== Figure data in JSON ==
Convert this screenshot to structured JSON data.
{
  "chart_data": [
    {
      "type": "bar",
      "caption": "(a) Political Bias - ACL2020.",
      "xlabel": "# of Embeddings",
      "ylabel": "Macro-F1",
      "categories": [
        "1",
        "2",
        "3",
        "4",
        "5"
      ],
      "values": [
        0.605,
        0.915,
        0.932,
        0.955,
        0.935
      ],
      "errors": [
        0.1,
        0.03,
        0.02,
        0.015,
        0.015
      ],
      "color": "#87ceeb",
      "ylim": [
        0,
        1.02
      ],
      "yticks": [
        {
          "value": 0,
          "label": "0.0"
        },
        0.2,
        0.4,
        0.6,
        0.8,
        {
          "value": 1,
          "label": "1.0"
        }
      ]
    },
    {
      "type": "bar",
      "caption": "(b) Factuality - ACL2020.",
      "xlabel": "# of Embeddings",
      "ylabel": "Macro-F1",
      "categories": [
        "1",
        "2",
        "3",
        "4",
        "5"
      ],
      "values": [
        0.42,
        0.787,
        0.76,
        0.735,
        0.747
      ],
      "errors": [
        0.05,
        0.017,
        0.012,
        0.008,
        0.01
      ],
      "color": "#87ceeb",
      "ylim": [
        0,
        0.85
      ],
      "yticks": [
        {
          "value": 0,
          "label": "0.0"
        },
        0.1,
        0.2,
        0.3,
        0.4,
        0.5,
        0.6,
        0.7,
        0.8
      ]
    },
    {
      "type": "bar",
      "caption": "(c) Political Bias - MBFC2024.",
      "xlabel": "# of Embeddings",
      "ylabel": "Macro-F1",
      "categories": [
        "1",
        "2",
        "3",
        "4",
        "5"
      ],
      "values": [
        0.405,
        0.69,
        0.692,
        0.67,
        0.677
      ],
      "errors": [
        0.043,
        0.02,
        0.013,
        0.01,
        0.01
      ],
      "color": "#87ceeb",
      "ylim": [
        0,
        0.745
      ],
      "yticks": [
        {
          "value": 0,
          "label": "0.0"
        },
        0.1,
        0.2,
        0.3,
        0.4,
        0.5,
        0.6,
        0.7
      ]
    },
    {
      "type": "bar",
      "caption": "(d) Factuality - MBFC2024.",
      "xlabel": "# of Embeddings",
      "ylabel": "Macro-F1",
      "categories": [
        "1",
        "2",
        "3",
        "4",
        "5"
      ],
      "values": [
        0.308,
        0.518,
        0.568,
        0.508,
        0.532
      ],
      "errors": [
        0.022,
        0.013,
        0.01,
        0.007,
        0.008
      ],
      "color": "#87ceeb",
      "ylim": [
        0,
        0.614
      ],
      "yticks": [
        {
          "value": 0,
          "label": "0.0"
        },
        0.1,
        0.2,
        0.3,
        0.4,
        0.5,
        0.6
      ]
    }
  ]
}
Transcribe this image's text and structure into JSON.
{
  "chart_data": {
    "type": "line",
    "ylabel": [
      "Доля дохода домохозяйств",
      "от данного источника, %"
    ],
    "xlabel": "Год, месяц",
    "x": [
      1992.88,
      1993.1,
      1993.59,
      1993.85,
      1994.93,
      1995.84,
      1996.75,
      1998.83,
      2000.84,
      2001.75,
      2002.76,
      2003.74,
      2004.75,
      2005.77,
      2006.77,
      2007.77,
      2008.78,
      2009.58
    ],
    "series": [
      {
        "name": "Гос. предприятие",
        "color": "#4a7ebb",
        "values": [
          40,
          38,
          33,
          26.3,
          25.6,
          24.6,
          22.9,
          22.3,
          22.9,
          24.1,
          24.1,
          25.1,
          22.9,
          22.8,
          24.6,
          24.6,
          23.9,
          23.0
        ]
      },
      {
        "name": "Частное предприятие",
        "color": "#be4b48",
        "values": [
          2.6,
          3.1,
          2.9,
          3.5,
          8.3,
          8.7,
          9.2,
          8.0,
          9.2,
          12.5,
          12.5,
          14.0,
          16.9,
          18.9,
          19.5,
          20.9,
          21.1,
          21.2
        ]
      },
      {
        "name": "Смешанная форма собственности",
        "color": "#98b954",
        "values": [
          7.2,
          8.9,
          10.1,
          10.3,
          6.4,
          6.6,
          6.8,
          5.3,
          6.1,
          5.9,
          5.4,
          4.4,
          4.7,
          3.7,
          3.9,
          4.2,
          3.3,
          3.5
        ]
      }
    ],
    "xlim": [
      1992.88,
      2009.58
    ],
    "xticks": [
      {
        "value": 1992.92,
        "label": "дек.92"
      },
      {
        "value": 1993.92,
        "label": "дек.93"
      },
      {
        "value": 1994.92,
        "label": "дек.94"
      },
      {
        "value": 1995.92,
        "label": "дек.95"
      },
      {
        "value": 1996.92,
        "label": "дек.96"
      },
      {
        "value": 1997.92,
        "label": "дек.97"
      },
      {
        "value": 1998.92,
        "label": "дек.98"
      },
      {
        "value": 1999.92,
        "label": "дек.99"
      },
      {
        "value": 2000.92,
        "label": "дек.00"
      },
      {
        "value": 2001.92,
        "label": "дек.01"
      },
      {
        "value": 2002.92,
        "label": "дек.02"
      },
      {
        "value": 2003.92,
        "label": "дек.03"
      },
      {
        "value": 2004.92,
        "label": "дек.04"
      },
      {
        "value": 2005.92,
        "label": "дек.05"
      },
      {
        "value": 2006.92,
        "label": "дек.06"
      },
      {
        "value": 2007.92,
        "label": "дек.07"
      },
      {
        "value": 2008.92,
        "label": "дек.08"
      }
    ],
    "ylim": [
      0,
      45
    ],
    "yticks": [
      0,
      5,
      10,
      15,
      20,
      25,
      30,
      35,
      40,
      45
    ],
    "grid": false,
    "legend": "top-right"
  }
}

== GOAL ==
Provide all the records again, word for word.

== ANSWER TO THIS EXERCISE ==
Convert this screenshot to structured JSON data.
{
  "chart_data": [
    {
      "type": "bar",
      "caption": "(a) Political Bias - ACL2020.",
      "xlabel": "# of Embeddings",
      "ylabel": "Macro-F1",
      "categories": [
        "1",
        "2",
        "3",
        "4",
        "5"
      ],
      "values": [
        0.605,
        0.915,
        0.932,
        0.955,
        0.935
      ],
      "errors": [
        0.1,
        0.03,
        0.02,
        0.015,
        0.015
      ],
      "color": "#87ceeb",
      "ylim": [
        0,
        1.02
      ],
      "yticks": [
        {
          "value": 0,
          "label": "0.0"
        },
        0.2,
        0.4,
        0.6,
        0.8,
        {
          "value": 1,
          "label": "1.0"
        }
      ]
    },
    {
      "type": "bar",
      "caption": "(b) Factuality - ACL2020.",
      "xlabel": "# of Embeddings",
      "ylabel": "Macro-F1",
      "categories": [
        "1",
        "2",
        "3",
        "4",
        "5"
      ],
      "values": [
        0.42,
        0.787,
        0.76,
        0.735,
        0.747
      ],
      "errors": [
        0.05,
        0.017,
        0.012,
        0.008,
        0.01
      ],
      "color": "#87ceeb",
      "ylim": [
        0,
        0.85
      ],
      "yticks": [
        {
          "value": 0,
          "label": "0.0"
        },
        0.1,
        0.2,
        0.3,
        0.4,
        0.5,
        0.6,
        0.7,
        0.8
      ]
    },
    {
      "type": "bar",
      "caption": "(c) Political Bias - MBFC2024.",
      "xlabel": "# of Embeddings",
      "ylabel": "Macro-F1",
      "categories": [
        "1",
        "2",
        "3",
        "4",
        "5"
      ],
      "values": [
        0.405,
        0.69,
        0.692,
        0.67,
        0.677
      ],
      "errors": [
        0.043,
        0.02,
        0.013,
        0.01,
        0.01
      ],
      "color": "#87ceeb",
      "ylim": [
        0,
        0.745
      ],
      "yticks": [
        {
          "value": 0,
          "label": "0.0"
        },
        0.1,
        0.2,
        0.3,
        0.4,
        0.5,
        0.6,
        0.7
      ]
    },
    {
      "type": "bar",
      "caption": "(d) Factuality - MBFC2024.",
      "xlabel": "# of Embeddings",
      "ylabel": "Macro-F1",
      "categories": [
        "1",
        "2",
        "3",
        "4",
        "5"
      ],
      "values": [
        0.308,
        0.518,
        0.568,
        0.508,
        0.532
      ],
      "errors": [
        0.022,
        0.013,
        0.01,
        0.007,
        0.008
      ],
      "color": "#87ceeb",
      "ylim": [
        0,
        0.614
      ],
      "yticks": [
        {
          "value": 0,
          "label": "0.0"
        },
        0.1,
        0.2,
        0.3,
        0.4,
        0.5,
        0.6
      ]
    }
  ]
}
Transcribe this image's text and structure into JSON.
{
  "chart_data": {
    "type": "line",
    "ylabel": [
      "Доля дохода домохозяйств",
      "от данного источника, %"
    ],
    "xlabel": "Год, месяц",
    "x": [
      1992.88,
      1993.1,
      1993.59,
      1993.85,
      1994.93,
      1995.84,
      1996.75,
      1998.83,
      2000.84,
      2001.75,
      2002.76,
      2003.74,
      2004.75,
      2005.77,
      2006.77,
      2007.77,
      2008.78,
      2009.58
    ],
    "series": [
      {
        "name": "Гос. предприятие",
        "color": "#4a7ebb",
        "values": [
          40,
          38,
          33,
          26.3,
          25.6,
          24.6,
          22.9,
          22.3,
          22.9,
          24.1,
          24.1,
          25.1,
          22.9,
          22.8,
          24.6,
          24.6,
          23.9,
          23.0
        ]
      },
      {
        "name": "Частное предприятие",
        "color": "#be4b48",
        "values": [
          2.6,
          3.1,
          2.9,
          3.5,
          8.3,
          8.7,
          9.2,
          8.0,
          9.2,
          12.5,
          12.5,
          14.0,
          16.9,
          18.9,
          19.5,
          20.9,
          21.1,
          21.2
        ]
      },
      {
        "name": "Смешанная форма собственности",
        "color": "#98b954",
        "values": [
          7.2,
          8.9,
          10.1,
          10.3,
          6.4,
          6.6,
          6.8,
          5.3,
          6.1,
          5.9,
          5.4,
          4.4,
          4.7,
          3.7,
          3.9,
          4.2,
          3.3,
          3.5
        ]
      }
    ],
    "xlim": [
      1992.88,
      2009.58
    ],
    "xticks": [
      {
        "value": 1992.92,
        "label": "дек.92"
      },
      {
        "value": 1993.92,
        "label": "дек.93"
      },
      {
        "value": 1994.92,
        "label": "дек.94"
      },
      {
        "value": 1995.92,
        "label": "дек.95"
      },
      {
        "value": 1996.92,
        "label": "дек.96"
      },
      {
        "value": 1997.92,
        "label": "дек.97"
      },
      {
        "value": 1998.92,
        "label": "дек.98"
      },
      {
        "value": 1999.92,
        "label": "дек.99"
      },
      {
        "value": 2000.92,
        "label": "дек.00"
      },
      {
        "value": 2001.92,
        "label": "дек.01"
      },
      {
        "value": 2002.92,
        "label": "дек.02"
      },
      {
        "value": 2003.92,
        "label": "дек.03"
      },
      {
        "value": 2004.92,
        "label": "дек.04"
      },
      {
        "value": 2005.92,
        "label": "дек.05"
      },
      {
        "value": 2006.92,
        "label": "дек.06"
      },
      {
        "value": 2007.92,
        "label": "дек.07"
      },
      {
        "value": 2008.92,
        "label": "дек.08"
      }
    ],
    "ylim": [
      0,
      45
    ],
    "yticks": [
      0,
      5,
      10,
      15,
      20,
      25,
      30,
      35,
      40,
      45
    ],
    "grid": false,
    "legend": "top-right"
  }
}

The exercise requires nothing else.